DIRECTIONS
Write out every entry exactly as it appears.

Stored items
•••

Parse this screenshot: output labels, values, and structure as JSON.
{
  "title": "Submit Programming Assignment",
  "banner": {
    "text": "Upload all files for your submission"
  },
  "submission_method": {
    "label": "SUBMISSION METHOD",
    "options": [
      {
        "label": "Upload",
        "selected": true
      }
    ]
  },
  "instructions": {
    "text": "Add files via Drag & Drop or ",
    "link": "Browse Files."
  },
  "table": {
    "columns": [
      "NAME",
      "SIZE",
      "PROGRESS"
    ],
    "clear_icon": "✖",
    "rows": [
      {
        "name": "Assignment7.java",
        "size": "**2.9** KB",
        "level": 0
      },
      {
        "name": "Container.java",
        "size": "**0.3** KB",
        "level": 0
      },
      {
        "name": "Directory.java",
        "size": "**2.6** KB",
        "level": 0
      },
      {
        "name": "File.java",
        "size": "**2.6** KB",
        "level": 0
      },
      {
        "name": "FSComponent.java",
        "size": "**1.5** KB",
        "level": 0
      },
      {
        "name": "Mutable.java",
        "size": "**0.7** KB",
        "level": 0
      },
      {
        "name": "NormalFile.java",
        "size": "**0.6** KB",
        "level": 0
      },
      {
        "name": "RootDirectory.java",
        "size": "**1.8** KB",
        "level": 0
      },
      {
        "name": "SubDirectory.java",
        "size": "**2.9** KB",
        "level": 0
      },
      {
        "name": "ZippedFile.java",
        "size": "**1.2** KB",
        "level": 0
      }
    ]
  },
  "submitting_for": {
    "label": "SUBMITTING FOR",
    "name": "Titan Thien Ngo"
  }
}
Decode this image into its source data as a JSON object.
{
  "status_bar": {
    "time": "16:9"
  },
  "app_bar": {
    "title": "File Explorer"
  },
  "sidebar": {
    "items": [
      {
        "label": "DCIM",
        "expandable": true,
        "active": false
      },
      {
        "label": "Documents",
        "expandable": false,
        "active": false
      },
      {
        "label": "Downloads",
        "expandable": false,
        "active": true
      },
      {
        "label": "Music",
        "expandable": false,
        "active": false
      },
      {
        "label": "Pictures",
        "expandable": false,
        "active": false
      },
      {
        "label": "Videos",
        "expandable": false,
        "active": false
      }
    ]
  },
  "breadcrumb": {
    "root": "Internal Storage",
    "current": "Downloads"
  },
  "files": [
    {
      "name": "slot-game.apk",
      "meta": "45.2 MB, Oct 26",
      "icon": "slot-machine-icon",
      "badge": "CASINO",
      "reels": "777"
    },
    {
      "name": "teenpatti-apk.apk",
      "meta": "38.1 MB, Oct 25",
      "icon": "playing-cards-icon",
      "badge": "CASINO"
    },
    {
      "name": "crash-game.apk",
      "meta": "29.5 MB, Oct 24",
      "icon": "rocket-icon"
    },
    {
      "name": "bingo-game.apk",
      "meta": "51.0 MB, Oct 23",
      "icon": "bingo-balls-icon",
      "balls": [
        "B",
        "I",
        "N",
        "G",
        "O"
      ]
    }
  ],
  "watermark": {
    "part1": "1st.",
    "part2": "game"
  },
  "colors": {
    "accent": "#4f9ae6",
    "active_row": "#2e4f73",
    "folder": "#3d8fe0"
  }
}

•••

CORRECT ANSWER
Parse this screenshot: output labels, values, and structure as JSON.
{
  "title": "Submit Programming Assignment",
  "banner": {
    "text": "Upload all files for your submission"
  },
  "submission_method": {
    "label": "SUBMISSION METHOD",
    "options": [
      {
        "label": "Upload",
        "selected": true
      }
    ]
  },
  "instructions": {
    "text": "Add files via Drag & Drop or ",
    "link": "Browse Files."
  },
  "table": {
    "columns": [
      "NAME",
      "SIZE",
      "PROGRESS"
    ],
    "clear_icon": "✖",
    "rows": [
      {
        "name": "Assignment7.java",
        "size": "**2.9** KB",
        "level": 0
      },
      {
        "name": "Container.java",
        "size": "**0.3** KB",
        "level": 0
      },
      {
        "name": "Directory.java",
        "size": "**2.6** KB",
        "level": 0
      },
      {
        "name": "File.java",
        "size": "**2.6** KB",
        "level": 0
      },
      {
        "name": "FSComponent.java",
        "size": "**1.5** KB",
        "level": 0
      },
      {
        "name": "Mutable.java",
        "size": "**0.7** KB",
        "level": 0
      },
      {
        "name": "NormalFile.java",
        "size": "**0.6** KB",
        "level": 0
      },
      {
        "name": "RootDirectory.java",
        "size": "**1.8** KB",
        "level": 0
      },
      {
        "name": "SubDirectory.java",
        "size": "**2.9** KB",
        "level": 0
      },
      {
        "name": "ZippedFile.java",
        "size": "**1.2** KB",
        "level": 0
      }
    ]
  },
  "submitting_for": {
    "label": "SUBMITTING FOR",
    "name": "Titan Thien Ngo"
  }
}
Decode this image into its source data as a JSON object.
{
  "status_bar": {
    "time": "16:9"
  },
  "app_bar": {
    "title": "File Explorer"
  },
  "sidebar": {
    "items": [
      {
        "label": "DCIM",
        "expandable": true,
        "active": false
      },
      {
        "label": "Documents",
        "expandable": false,
        "active": false
      },
      {
        "label": "Downloads",
        "expandable": false,
        "active": true
      },
      {
        "label": "Music",
        "expandable": false,
        "active": false
      },
      {
        "label": "Pictures",
        "expandable": false,
        "active": false
      },
      {
        "label": "Videos",
        "expandable": false,
        "active": false
      }
    ]
  },
  "breadcrumb": {
    "root": "Internal Storage",
    "current": "Downloads"
  },
  "files": [
    {
      "name": "slot-game.apk",
      "meta": "45.2 MB, Oct 26",
      "icon": "slot-machine-icon",
      "badge": "CASINO",
      "reels": "777"
    },
    {
      "name": "teenpatti-apk.apk",
      "meta": "38.1 MB, Oct 25",
      "icon": "playing-cards-icon",
      "badge": "CASINO"
    },
    {
      "name": "crash-game.apk",
      "meta": "29.5 MB, Oct 24",
      "icon": "rocket-icon"
    },
    {
      "name": "bingo-game.apk",
      "meta": "51.0 MB, Oct 23",
      "icon": "bingo-balls-icon",
      "balls": [
        "B",
        "I",
        "N",
        "G",
        "O"
      ]
    }
  ],
  "watermark": {
    "part1": "1st.",
    "part2": "game"
  },
  "colors": {
    "accent": "#4f9ae6",
    "active_row": "#2e4f73",
    "folder": "#3d8fe0"
  }
}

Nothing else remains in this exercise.